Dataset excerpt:
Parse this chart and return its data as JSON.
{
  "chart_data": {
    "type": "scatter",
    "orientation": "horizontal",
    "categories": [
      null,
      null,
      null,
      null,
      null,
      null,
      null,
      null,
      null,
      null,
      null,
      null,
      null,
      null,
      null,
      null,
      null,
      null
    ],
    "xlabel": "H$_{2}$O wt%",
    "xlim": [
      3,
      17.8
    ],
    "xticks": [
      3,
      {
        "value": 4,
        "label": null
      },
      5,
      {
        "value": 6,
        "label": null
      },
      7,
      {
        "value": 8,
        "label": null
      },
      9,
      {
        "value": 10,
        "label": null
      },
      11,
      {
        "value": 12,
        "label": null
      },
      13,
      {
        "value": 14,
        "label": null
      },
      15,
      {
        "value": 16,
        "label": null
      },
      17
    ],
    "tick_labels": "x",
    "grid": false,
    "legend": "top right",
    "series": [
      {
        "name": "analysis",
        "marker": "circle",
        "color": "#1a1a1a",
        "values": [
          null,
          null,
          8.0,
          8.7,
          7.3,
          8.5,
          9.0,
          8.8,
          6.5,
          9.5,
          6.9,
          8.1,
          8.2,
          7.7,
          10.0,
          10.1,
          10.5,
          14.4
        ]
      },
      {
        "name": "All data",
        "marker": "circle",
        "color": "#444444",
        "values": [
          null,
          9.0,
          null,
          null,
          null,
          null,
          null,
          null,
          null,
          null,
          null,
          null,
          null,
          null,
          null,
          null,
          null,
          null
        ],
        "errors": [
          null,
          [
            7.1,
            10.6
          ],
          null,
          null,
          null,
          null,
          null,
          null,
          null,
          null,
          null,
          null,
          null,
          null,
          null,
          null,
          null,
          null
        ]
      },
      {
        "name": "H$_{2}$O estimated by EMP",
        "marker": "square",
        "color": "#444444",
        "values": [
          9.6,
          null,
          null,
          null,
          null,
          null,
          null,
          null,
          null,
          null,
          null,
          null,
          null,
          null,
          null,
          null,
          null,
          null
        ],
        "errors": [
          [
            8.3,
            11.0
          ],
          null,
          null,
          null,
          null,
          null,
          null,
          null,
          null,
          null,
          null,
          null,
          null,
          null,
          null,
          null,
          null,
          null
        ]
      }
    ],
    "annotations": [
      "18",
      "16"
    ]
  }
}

Request:
Find the lines that include the string "name", then copy each of them.

Reply:
        "name": "analysis",
        "name": "All data",
        "name": "H$_{2}$O estimated by EMP",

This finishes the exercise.